SHORT PROBLEM: Count only the lines of the records that hold "date", then give the number without any other words.

DATA LINES:
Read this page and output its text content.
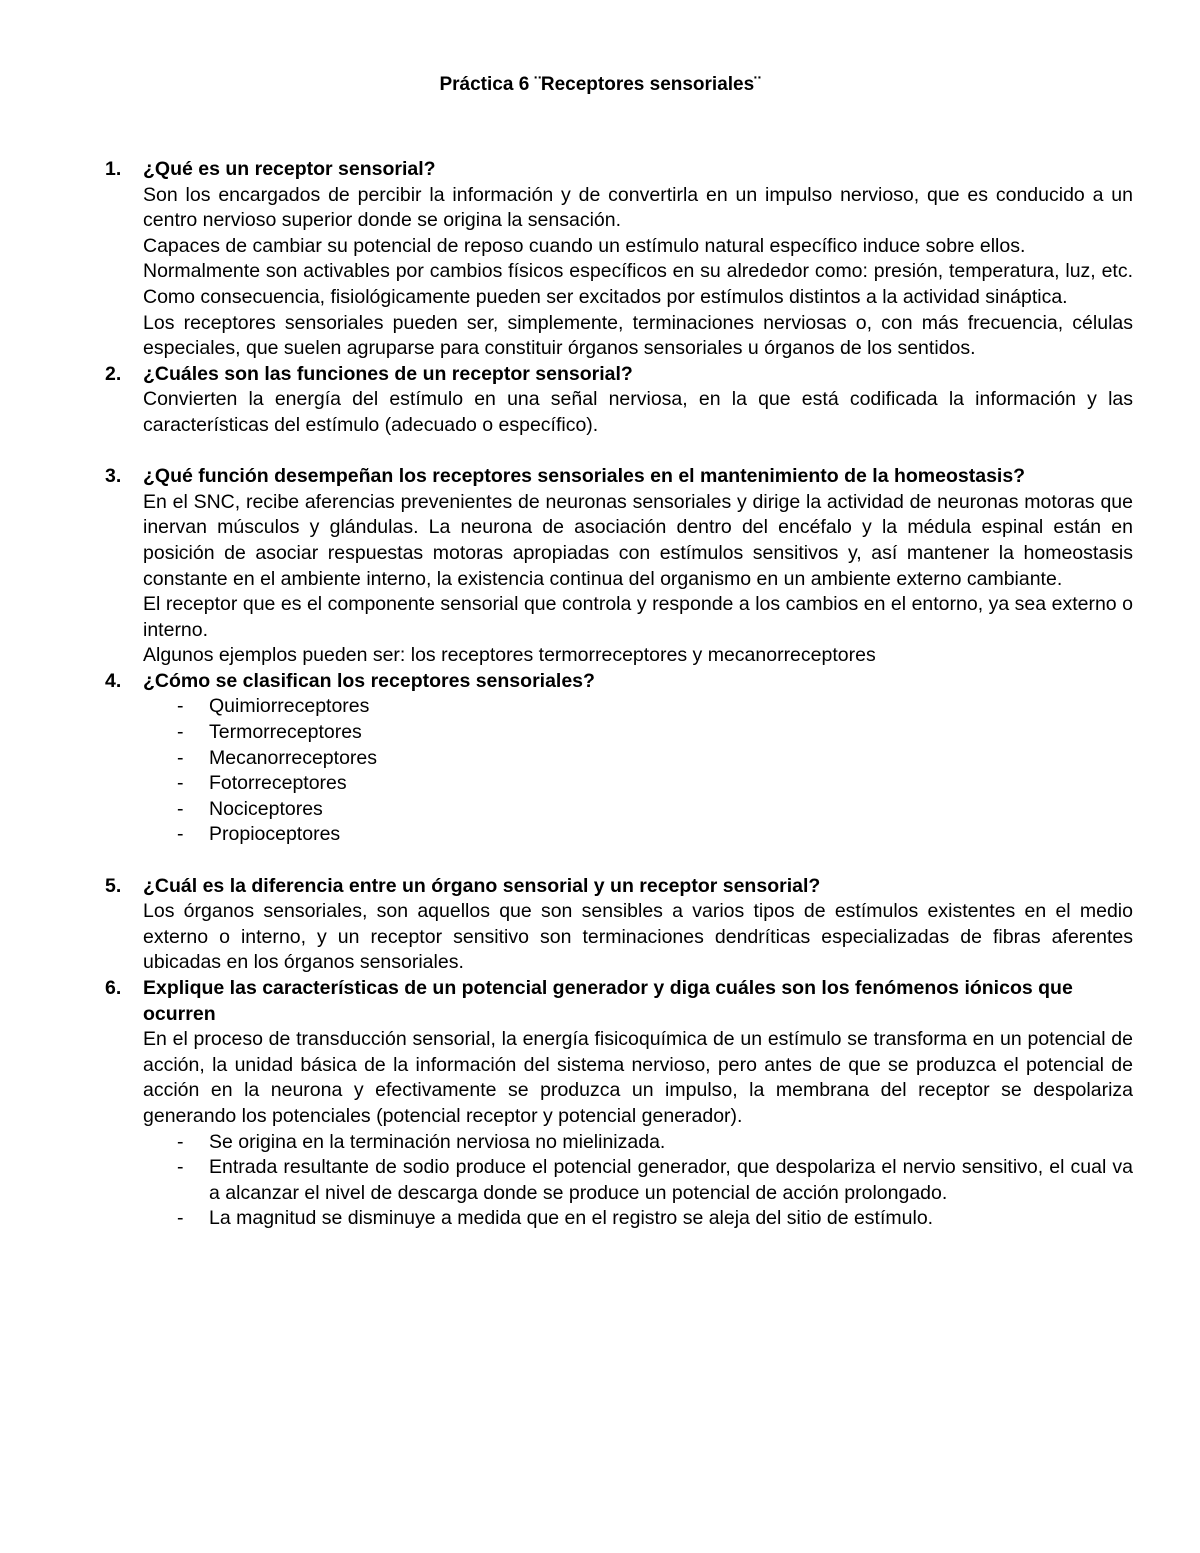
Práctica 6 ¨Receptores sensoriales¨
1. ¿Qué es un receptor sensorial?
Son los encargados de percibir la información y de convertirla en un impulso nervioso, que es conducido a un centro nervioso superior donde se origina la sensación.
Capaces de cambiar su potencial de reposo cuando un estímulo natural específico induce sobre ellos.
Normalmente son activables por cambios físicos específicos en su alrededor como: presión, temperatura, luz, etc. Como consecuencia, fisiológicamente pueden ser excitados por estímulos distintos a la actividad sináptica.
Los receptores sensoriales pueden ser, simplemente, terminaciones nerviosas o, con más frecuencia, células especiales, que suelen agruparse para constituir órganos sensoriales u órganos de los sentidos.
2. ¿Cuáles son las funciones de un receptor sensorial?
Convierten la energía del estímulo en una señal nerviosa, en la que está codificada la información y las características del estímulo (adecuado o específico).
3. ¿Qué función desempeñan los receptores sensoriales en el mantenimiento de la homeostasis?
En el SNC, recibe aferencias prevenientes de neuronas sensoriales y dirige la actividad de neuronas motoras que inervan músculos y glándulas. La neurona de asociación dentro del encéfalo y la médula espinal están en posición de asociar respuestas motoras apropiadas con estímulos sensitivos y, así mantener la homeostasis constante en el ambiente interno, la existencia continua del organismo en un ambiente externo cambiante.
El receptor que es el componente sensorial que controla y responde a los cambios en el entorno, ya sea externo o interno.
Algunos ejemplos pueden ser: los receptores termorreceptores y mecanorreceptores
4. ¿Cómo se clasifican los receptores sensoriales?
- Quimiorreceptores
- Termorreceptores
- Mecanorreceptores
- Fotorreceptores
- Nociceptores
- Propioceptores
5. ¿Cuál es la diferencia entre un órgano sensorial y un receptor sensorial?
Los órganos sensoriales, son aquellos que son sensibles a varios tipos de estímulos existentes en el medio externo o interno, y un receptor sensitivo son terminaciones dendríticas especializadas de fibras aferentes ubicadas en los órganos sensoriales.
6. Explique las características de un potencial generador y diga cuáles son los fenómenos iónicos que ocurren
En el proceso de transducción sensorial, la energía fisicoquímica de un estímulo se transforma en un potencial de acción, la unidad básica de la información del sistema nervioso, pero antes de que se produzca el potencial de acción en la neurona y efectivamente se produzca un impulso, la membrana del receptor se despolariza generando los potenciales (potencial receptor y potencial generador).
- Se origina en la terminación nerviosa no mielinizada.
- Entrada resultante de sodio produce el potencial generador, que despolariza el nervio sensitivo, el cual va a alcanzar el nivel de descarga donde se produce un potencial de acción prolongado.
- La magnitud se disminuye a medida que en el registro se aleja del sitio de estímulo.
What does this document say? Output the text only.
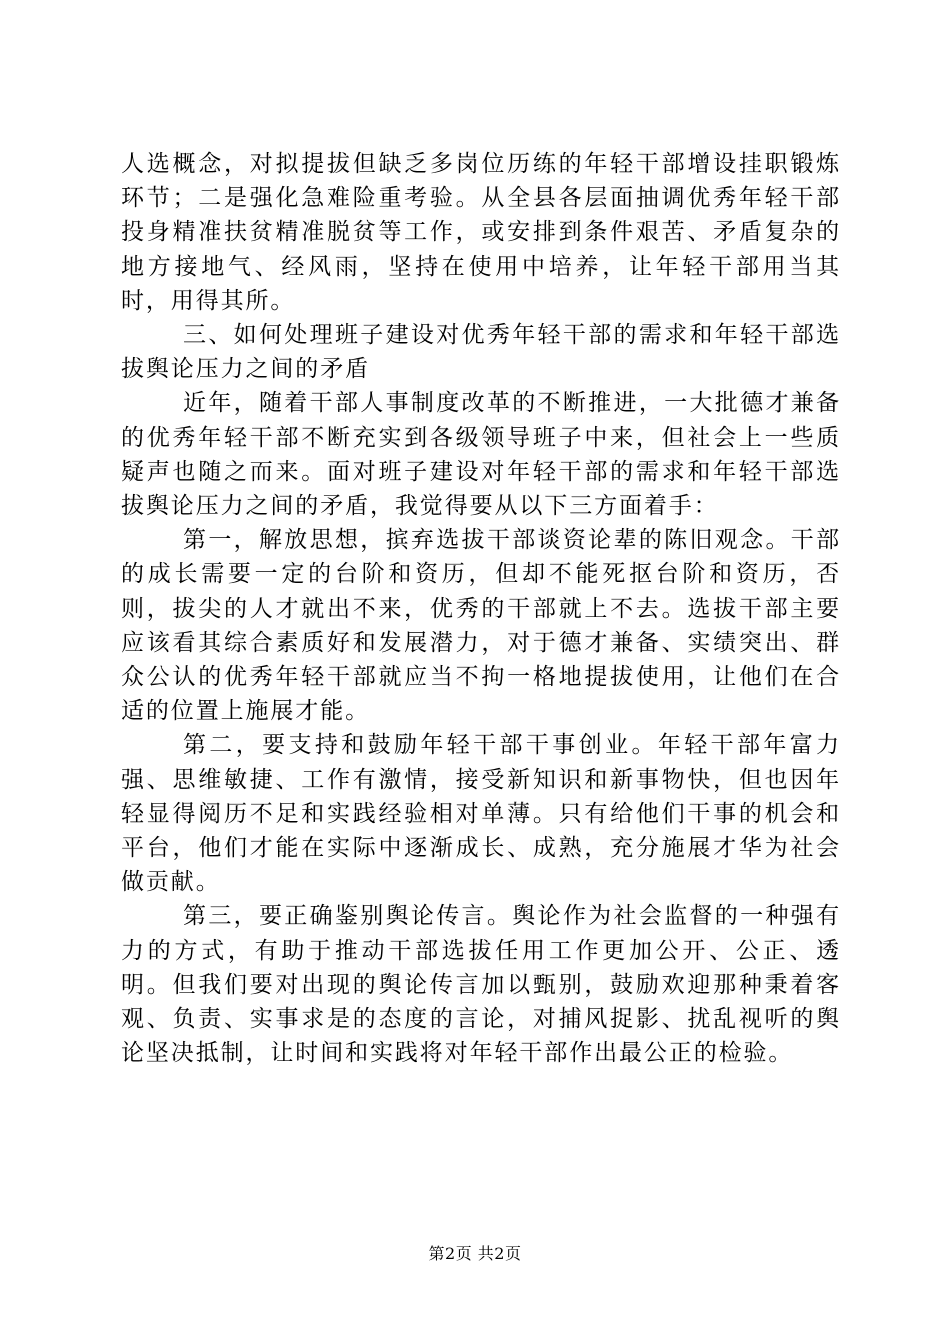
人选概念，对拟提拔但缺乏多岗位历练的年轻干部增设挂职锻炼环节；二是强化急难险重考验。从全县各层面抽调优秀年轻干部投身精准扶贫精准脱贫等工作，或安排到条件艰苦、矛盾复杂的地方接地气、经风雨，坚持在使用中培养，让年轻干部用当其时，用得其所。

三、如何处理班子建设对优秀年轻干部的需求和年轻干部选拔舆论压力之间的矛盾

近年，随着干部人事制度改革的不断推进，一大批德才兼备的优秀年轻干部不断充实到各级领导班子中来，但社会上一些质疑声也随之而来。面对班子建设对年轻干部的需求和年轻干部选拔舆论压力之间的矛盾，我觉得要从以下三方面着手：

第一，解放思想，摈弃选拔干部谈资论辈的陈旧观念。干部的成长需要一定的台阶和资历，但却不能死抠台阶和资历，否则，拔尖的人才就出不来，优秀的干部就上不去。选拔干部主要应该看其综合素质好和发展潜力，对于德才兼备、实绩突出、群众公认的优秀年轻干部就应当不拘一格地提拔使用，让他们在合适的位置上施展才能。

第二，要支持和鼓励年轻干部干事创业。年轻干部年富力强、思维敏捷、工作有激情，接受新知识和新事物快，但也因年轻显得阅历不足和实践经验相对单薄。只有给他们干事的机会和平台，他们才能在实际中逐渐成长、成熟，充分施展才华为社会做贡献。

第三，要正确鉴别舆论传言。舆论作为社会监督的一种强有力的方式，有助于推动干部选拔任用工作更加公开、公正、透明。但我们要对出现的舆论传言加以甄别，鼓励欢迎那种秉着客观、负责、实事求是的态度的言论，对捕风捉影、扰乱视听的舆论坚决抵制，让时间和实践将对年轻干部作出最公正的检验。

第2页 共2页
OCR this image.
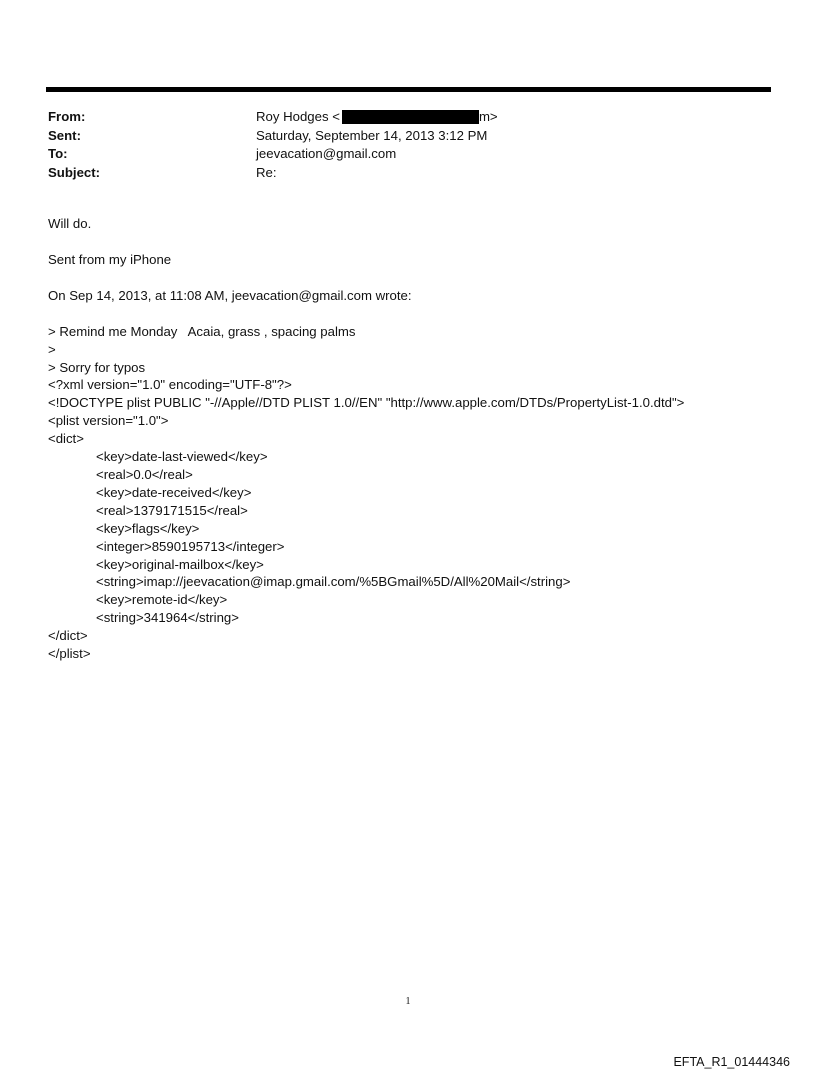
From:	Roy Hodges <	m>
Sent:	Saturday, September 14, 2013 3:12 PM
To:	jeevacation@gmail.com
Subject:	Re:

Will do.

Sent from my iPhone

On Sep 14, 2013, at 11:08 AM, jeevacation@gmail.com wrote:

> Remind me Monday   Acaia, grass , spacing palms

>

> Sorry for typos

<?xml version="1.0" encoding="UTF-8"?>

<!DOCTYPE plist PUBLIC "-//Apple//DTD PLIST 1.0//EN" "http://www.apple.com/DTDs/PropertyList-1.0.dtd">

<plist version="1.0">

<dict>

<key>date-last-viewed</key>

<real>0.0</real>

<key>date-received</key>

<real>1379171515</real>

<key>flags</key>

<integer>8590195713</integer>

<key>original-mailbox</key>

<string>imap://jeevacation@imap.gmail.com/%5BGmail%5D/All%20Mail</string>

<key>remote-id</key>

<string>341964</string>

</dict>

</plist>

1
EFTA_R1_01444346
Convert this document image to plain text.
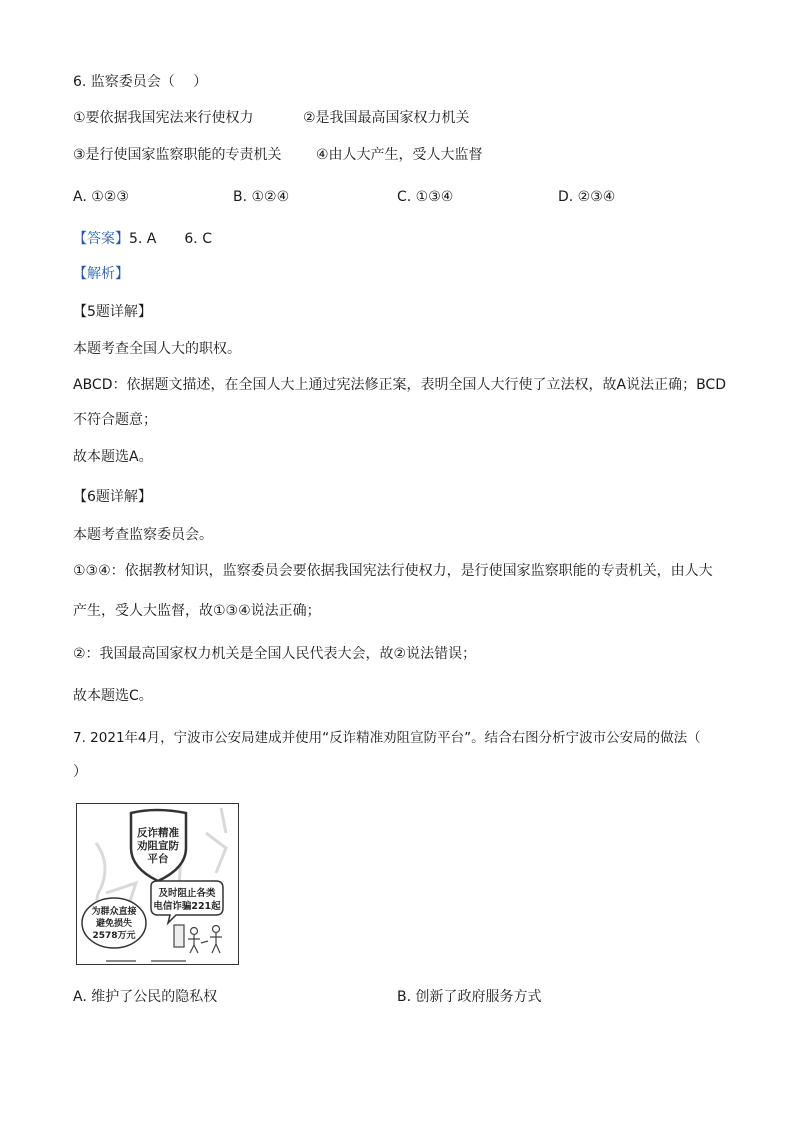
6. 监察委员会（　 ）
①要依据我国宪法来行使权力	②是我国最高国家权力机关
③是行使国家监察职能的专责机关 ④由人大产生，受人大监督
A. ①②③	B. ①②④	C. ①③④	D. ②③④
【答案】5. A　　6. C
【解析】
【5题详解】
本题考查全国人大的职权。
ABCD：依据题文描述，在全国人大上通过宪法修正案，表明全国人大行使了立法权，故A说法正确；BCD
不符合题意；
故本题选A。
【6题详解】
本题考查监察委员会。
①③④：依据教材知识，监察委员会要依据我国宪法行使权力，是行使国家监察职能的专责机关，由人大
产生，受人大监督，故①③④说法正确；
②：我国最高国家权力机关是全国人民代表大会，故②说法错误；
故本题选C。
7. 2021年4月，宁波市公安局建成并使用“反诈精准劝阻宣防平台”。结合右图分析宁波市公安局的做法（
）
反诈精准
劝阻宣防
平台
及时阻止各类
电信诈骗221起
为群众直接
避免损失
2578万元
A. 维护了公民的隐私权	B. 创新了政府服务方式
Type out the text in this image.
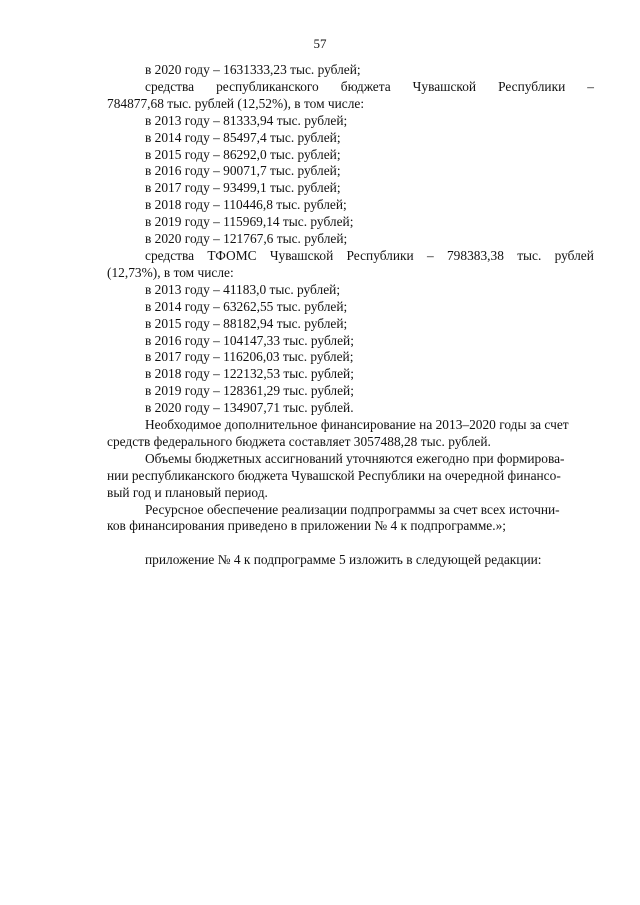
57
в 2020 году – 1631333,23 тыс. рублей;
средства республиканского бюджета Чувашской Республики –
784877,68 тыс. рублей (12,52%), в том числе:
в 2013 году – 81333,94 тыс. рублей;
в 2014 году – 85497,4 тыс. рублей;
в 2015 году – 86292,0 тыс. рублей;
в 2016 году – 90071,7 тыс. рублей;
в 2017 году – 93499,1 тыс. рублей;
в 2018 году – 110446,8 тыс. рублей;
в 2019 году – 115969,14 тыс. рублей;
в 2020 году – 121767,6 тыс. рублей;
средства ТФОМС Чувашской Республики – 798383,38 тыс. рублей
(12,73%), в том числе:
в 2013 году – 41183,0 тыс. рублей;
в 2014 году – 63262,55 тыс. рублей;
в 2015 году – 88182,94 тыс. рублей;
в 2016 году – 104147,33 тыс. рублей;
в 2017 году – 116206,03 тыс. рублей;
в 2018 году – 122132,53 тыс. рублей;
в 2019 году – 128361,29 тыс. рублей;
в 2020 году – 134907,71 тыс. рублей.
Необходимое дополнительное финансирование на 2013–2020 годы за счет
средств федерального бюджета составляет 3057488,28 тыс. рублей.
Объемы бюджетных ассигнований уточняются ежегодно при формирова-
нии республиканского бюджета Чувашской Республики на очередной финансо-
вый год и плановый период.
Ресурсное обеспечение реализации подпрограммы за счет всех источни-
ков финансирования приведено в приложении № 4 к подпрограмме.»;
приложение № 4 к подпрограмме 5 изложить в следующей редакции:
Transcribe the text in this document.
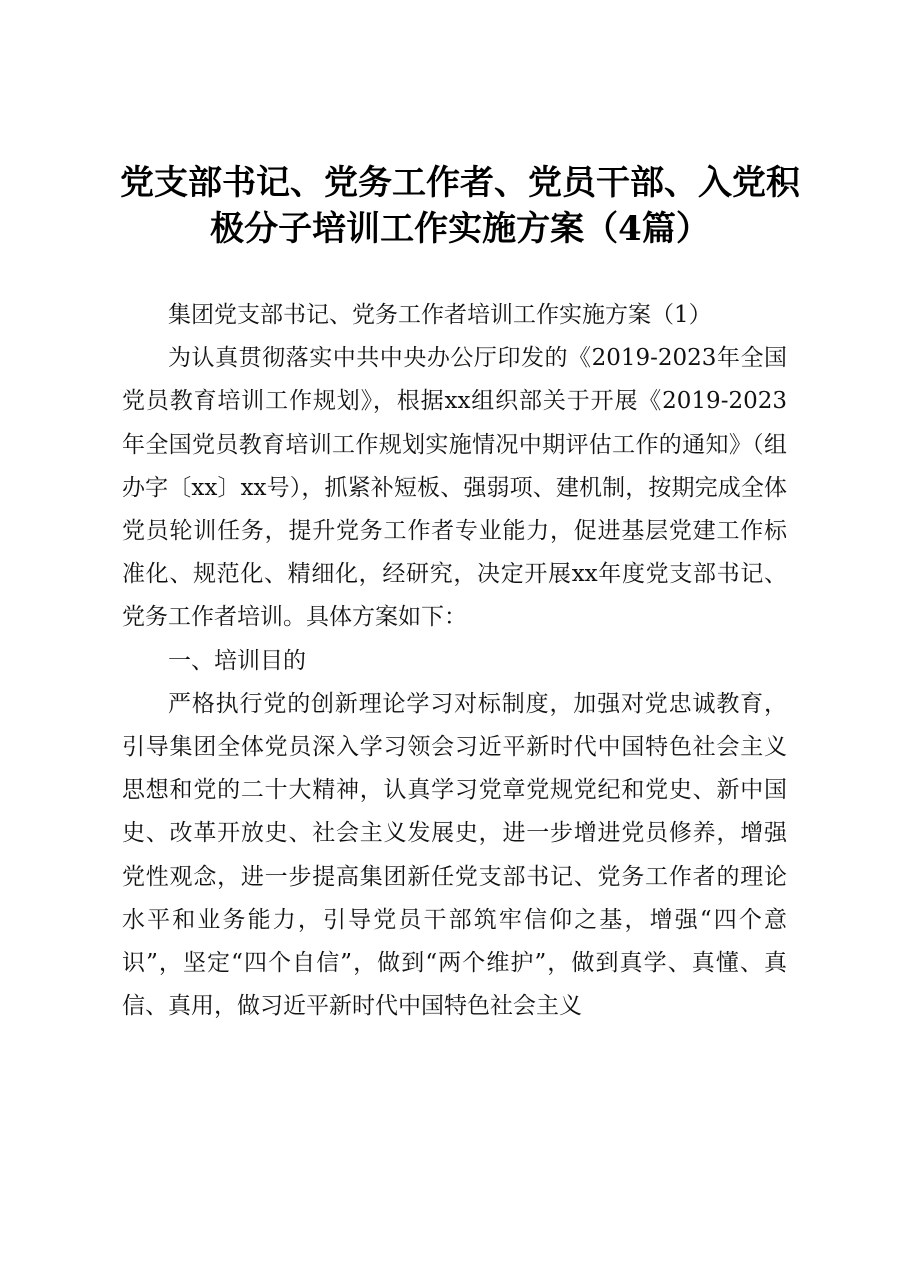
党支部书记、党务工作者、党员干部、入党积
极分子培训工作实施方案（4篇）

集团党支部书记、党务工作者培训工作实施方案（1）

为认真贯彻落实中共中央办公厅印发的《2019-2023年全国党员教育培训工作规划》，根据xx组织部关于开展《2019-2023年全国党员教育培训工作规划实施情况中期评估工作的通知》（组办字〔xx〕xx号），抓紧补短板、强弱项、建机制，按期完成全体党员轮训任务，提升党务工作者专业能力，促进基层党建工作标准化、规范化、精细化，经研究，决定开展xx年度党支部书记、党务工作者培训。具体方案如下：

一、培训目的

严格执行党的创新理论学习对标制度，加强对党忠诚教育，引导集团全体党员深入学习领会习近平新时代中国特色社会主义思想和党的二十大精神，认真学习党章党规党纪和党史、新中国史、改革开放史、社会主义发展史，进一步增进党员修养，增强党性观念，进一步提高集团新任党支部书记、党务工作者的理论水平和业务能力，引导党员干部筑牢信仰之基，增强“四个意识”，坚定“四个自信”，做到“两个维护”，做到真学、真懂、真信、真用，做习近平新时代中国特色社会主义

SOLUTION TO THIS EXERCISE: 2